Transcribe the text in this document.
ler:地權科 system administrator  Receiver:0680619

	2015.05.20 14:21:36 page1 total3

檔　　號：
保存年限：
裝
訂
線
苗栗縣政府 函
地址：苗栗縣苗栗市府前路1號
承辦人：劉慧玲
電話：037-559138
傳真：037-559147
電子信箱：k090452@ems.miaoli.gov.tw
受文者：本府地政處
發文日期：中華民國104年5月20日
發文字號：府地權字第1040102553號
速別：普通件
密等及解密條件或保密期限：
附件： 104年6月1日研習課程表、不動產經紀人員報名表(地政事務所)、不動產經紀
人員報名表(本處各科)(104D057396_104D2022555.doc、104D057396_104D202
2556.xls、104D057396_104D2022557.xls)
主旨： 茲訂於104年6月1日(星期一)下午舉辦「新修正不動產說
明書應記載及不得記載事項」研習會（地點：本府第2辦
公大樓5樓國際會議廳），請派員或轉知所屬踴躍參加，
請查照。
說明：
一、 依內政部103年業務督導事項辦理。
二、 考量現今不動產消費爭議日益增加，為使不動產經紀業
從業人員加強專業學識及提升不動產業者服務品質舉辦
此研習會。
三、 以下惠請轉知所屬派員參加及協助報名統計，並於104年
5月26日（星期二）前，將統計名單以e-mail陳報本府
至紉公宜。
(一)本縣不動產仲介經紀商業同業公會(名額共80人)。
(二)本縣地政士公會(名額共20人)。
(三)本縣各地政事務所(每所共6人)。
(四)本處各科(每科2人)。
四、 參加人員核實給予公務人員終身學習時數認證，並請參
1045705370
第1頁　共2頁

+ + + + + + +

• [Short exercise] Copy the material above verbatim.

• [Correct output]
Transcribe the text in this document.
ler:地權科 system administrator  Receiver:0680619

	2015.05.20 14:21:36 page1 total3

檔　　號：
保存年限：
裝
訂
線
苗栗縣政府 函
地址：苗栗縣苗栗市府前路1號
承辦人：劉慧玲
電話：037-559138
傳真：037-559147
電子信箱：k090452@ems.miaoli.gov.tw
受文者：本府地政處
發文日期：中華民國104年5月20日
發文字號：府地權字第1040102553號
速別：普通件
密等及解密條件或保密期限：
附件： 104年6月1日研習課程表、不動產經紀人員報名表(地政事務所)、不動產經紀
人員報名表(本處各科)(104D057396_104D2022555.doc、104D057396_104D202
2556.xls、104D057396_104D2022557.xls)
主旨： 茲訂於104年6月1日(星期一)下午舉辦「新修正不動產說
明書應記載及不得記載事項」研習會（地點：本府第2辦
公大樓5樓國際會議廳），請派員或轉知所屬踴躍參加，
請查照。
說明：
一、 依內政部103年業務督導事項辦理。
二、 考量現今不動產消費爭議日益增加，為使不動產經紀業
從業人員加強專業學識及提升不動產業者服務品質舉辦
此研習會。
三、 以下惠請轉知所屬派員參加及協助報名統計，並於104年
5月26日（星期二）前，將統計名單以e-mail陳報本府
至紉公宜。
(一)本縣不動產仲介經紀商業同業公會(名額共80人)。
(二)本縣地政士公會(名額共20人)。
(三)本縣各地政事務所(每所共6人)。
(四)本處各科(每科2人)。
四、 參加人員核實給予公務人員終身學習時數認證，並請參
1045705370
第1頁　共2頁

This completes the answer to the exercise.